## Activities
[1] In the derivation of f(x), reproduce word for word the part that opens with the words containing "Then $f''(x) = kx(x+a)(x-b)" and closes with "at the origin.)".
[2] List every distinct fraction that appears as a numerical coefficient in the derivation of f(x).
[3] Pick up the derivation of f(x) from where it stops and carry it forward.

## Supplied passage
Then $f''(x) = kx(x+a)(x-b) = k(x^3 + (a-b)x^2 - abx)$. The value of the constant $k$ does not affect the calculations except to cause clutter, so I will assume that $k=1$. Then $f(x) = \frac1{20}x^5 + \frac1{12}(a-b)x^4 - \frac1{6}abx^3 + cx$ for some constant $c$. (The constant term in $f(x)$ is zero because the curve passes through the point of inflection at the origin.)

Next, $f(-a) = -\frac1{20}a^5 + \frac1{12}(a-b)a^4 + \frac1{6}a^4b - ca = \frac1{30}a^5 + \frac1{12}a^4b - ac$, and similarly $f(b) = -\frac1{30}b^5 - \frac1{12}a^4b + bc$. But the points $(-a,f(-a))$ and $(b,f(b))$ lie on a straight line through the origin. Therefore $\dfrac{f(-a)}{-a} = \dfrac{f(b)}b$, so that $\frac1{30}a^5 + \frac1{12}a^4b = \frac1{30}b^5 + \frac1{12}a^4b,$ which simplifies to $(b^2 - a^2)(12a^2 + 30ab + 12b^2) = 0.$ Since the second term in that product is positive, it follows that $b^2 - a^2=0$ and so $b=a$. Therefore $f(x) = \frac1{20}x^5 - \frac1{6}a^2x^3 + cx$.

Stored data:
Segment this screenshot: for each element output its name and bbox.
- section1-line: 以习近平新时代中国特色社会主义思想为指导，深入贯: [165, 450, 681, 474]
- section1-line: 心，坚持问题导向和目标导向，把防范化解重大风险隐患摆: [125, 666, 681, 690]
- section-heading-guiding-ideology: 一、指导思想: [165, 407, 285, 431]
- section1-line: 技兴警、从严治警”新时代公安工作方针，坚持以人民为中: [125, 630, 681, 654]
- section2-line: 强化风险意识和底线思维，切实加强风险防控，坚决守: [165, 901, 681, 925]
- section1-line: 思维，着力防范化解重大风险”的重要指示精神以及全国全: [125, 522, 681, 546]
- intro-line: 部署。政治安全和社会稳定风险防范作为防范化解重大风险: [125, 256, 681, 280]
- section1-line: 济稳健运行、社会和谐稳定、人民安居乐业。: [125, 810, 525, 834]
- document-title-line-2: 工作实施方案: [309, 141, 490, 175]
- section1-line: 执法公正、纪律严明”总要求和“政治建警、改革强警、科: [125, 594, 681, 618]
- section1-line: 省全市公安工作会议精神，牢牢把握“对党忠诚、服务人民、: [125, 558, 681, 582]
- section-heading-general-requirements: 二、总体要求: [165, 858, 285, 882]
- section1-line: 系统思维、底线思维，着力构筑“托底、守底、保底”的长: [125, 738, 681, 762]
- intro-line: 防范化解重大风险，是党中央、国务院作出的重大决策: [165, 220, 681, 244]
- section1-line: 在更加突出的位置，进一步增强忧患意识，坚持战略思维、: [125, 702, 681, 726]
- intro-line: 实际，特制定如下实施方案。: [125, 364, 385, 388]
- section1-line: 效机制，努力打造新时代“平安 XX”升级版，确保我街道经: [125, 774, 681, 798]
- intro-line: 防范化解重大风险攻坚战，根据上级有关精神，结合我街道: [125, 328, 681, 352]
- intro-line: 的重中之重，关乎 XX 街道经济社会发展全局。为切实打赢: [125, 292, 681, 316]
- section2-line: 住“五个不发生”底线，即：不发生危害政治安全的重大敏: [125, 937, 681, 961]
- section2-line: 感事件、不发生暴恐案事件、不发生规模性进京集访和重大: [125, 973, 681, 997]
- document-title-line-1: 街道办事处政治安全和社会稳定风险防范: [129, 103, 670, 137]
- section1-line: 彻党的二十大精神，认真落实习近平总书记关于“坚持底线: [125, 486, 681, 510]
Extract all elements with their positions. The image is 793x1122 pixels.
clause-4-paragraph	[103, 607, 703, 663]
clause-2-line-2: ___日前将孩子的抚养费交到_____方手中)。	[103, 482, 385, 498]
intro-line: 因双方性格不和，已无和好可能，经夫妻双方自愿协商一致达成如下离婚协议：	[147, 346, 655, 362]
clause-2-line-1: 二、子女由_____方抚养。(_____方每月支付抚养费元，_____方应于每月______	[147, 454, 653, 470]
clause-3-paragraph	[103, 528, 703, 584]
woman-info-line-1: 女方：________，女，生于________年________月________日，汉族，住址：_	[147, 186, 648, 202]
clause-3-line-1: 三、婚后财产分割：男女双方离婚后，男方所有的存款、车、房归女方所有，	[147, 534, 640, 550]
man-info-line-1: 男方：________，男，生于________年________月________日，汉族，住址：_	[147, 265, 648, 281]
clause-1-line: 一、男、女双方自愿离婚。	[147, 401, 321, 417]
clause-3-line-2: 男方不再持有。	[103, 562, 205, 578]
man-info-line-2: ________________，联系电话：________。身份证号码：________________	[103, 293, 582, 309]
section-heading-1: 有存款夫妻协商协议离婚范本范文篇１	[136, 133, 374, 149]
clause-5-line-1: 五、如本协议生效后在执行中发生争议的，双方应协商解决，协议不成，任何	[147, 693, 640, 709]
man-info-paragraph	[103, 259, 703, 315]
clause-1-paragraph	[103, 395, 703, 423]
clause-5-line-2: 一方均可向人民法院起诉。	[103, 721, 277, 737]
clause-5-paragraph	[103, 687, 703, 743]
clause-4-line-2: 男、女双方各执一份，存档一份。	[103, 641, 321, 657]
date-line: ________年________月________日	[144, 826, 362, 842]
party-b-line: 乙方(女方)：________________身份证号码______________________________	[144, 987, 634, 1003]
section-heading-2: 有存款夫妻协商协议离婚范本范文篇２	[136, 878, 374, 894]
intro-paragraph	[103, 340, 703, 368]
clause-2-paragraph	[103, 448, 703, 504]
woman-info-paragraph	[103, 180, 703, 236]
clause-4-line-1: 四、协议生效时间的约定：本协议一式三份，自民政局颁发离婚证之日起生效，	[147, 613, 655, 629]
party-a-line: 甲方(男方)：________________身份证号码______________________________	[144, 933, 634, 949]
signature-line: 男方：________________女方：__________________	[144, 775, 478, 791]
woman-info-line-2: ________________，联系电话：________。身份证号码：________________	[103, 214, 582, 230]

## Results for the exercise
[1]
Then $f''(x) = kx(x+a)(x-b) = k(x^3 + (a-b)x^2 - abx)$. The value of the constant $k$ does not affect the calculations except to cause clutter, so I will assume that $k=1$. Then $f(x) = \frac1{20}x^5 + \frac1{12}(a-b)x^4 - \frac1{6}abx^3 + cx$ for some constant $c$. (The constant term in $f(x)$ is zero because the curve passes through the point of inflection at the origin.)

[2] 1/20, 1/12, 1/6, 1/30

[3]
\begin{tikzpicture}

[scale=3]\draw [help lines, ->] (-1.75,0) -- (1.75,0) ;

\draw [help lines, ->] (0,-1) -- (0,1) ;

\draw [help lines] (-1,0) -- (-1,0.5) ;

\draw [help lines] (1,-0.5) -- (1,0) ;

\draw[ domain=-1.75:1.75, samples=100] plot (\x,0.6*\x^5 - 2*\x^3 + \x);

\draw (-1.75, 0.7) -- (1.75,-0.7) ;

\draw (-1,-0.1) node {$-a$} ;

\draw (1,0.1) node {$a$} ;

\draw (-1.3,0.7) node {$\color{red}A$} ;

\draw (-0.5,0) node {$\color{red}B$} ;

\draw (0.5,0) node {$\color{red}C$} ;

\draw (1.3,-0.7) node {$\color{red}D$} ;

\end{tikzpicture}

The difference between the quintic polynomial and the straight line is $\frac1{60}x(3x^4 - 10a^2x^2 + 7a^4) = \frac1{60}x(x^2-a^2)(3x^2 - 7a^2)$. The points of intersection are at $x = \pm a$ and $x = \pm\sqrt{\frac73}a$. Integrating over the appropriate intervals, I found the ratios of the areas $A:B:C:{D}$ to be $32:81:81:32$. But my arithmetic is unreliable, so please check those numbers.